Reproduce every record below exactly as it appears.

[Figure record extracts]
"""

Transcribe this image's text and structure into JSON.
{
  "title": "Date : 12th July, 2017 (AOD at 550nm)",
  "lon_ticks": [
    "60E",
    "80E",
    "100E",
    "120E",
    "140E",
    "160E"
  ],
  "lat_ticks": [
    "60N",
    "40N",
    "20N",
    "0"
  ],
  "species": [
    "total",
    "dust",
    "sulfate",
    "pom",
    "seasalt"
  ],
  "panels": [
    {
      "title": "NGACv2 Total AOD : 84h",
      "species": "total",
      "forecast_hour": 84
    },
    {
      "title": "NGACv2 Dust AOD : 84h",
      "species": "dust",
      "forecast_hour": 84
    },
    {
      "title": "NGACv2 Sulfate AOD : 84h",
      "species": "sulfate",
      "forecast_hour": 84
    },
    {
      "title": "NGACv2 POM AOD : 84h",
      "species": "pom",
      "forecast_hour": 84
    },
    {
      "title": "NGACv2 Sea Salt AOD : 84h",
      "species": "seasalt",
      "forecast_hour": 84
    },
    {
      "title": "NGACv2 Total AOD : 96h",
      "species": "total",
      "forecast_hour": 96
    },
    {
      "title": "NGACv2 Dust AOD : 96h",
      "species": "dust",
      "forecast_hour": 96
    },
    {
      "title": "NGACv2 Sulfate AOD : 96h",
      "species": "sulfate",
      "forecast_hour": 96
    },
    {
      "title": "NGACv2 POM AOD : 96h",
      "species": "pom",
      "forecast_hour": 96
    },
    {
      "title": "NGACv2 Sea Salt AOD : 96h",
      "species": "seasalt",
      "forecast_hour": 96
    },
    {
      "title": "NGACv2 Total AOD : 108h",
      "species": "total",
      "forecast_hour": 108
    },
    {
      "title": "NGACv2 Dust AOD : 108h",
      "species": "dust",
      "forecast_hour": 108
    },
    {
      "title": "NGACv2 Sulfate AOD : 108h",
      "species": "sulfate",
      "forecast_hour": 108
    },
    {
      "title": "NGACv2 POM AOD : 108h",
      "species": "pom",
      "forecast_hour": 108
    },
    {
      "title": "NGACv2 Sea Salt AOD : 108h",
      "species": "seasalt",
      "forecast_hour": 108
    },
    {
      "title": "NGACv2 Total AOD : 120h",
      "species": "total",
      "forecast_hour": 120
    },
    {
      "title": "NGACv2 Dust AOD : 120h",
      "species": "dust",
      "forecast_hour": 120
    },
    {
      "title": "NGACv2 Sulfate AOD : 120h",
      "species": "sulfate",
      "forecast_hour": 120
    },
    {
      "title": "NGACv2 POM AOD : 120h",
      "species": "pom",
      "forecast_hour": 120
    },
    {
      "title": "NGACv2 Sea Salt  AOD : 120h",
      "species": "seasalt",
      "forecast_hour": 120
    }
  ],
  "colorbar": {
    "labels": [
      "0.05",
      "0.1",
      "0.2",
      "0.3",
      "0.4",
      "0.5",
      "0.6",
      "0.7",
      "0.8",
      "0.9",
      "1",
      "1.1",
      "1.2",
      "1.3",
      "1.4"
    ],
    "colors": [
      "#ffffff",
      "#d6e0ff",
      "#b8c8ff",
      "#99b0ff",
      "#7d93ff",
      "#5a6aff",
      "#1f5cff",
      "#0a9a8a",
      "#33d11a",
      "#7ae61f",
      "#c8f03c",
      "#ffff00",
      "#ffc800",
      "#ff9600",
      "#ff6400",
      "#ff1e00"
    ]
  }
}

"""

TASK ANSWER:
Transcribe this image's text and structure into JSON.
{
  "title": "Date : 12th July, 2017 (AOD at 550nm)",
  "lon_ticks": [
    "60E",
    "80E",
    "100E",
    "120E",
    "140E",
    "160E"
  ],
  "lat_ticks": [
    "60N",
    "40N",
    "20N",
    "0"
  ],
  "species": [
    "total",
    "dust",
    "sulfate",
    "pom",
    "seasalt"
  ],
  "panels": [
    {
      "title": "NGACv2 Total AOD : 84h",
      "species": "total",
      "forecast_hour": 84
    },
    {
      "title": "NGACv2 Dust AOD : 84h",
      "species": "dust",
      "forecast_hour": 84
    },
    {
      "title": "NGACv2 Sulfate AOD : 84h",
      "species": "sulfate",
      "forecast_hour": 84
    },
    {
      "title": "NGACv2 POM AOD : 84h",
      "species": "pom",
      "forecast_hour": 84
    },
    {
      "title": "NGACv2 Sea Salt AOD : 84h",
      "species": "seasalt",
      "forecast_hour": 84
    },
    {
      "title": "NGACv2 Total AOD : 96h",
      "species": "total",
      "forecast_hour": 96
    },
    {
      "title": "NGACv2 Dust AOD : 96h",
      "species": "dust",
      "forecast_hour": 96
    },
    {
      "title": "NGACv2 Sulfate AOD : 96h",
      "species": "sulfate",
      "forecast_hour": 96
    },
    {
      "title": "NGACv2 POM AOD : 96h",
      "species": "pom",
      "forecast_hour": 96
    },
    {
      "title": "NGACv2 Sea Salt AOD : 96h",
      "species": "seasalt",
      "forecast_hour": 96
    },
    {
      "title": "NGACv2 Total AOD : 108h",
      "species": "total",
      "forecast_hour": 108
    },
    {
      "title": "NGACv2 Dust AOD : 108h",
      "species": "dust",
      "forecast_hour": 108
    },
    {
      "title": "NGACv2 Sulfate AOD : 108h",
      "species": "sulfate",
      "forecast_hour": 108
    },
    {
      "title": "NGACv2 POM AOD : 108h",
      "species": "pom",
      "forecast_hour": 108
    },
    {
      "title": "NGACv2 Sea Salt AOD : 108h",
      "species": "seasalt",
      "forecast_hour": 108
    },
    {
      "title": "NGACv2 Total AOD : 120h",
      "species": "total",
      "forecast_hour": 120
    },
    {
      "title": "NGACv2 Dust AOD : 120h",
      "species": "dust",
      "forecast_hour": 120
    },
    {
      "title": "NGACv2 Sulfate AOD : 120h",
      "species": "sulfate",
      "forecast_hour": 120
    },
    {
      "title": "NGACv2 POM AOD : 120h",
      "species": "pom",
      "forecast_hour": 120
    },
    {
      "title": "NGACv2 Sea Salt  AOD : 120h",
      "species": "seasalt",
      "forecast_hour": 120
    }
  ],
  "colorbar": {
    "labels": [
      "0.05",
      "0.1",
      "0.2",
      "0.3",
      "0.4",
      "0.5",
      "0.6",
      "0.7",
      "0.8",
      "0.9",
      "1",
      "1.1",
      "1.2",
      "1.3",
      "1.4"
    ],
    "colors": [
      "#ffffff",
      "#d6e0ff",
      "#b8c8ff",
      "#99b0ff",
      "#7d93ff",
      "#5a6aff",
      "#1f5cff",
      "#0a9a8a",
      "#33d11a",
      "#7ae61f",
      "#c8f03c",
      "#ffff00",
      "#ffc800",
      "#ff9600",
      "#ff6400",
      "#ff1e00"
    ]
  }
}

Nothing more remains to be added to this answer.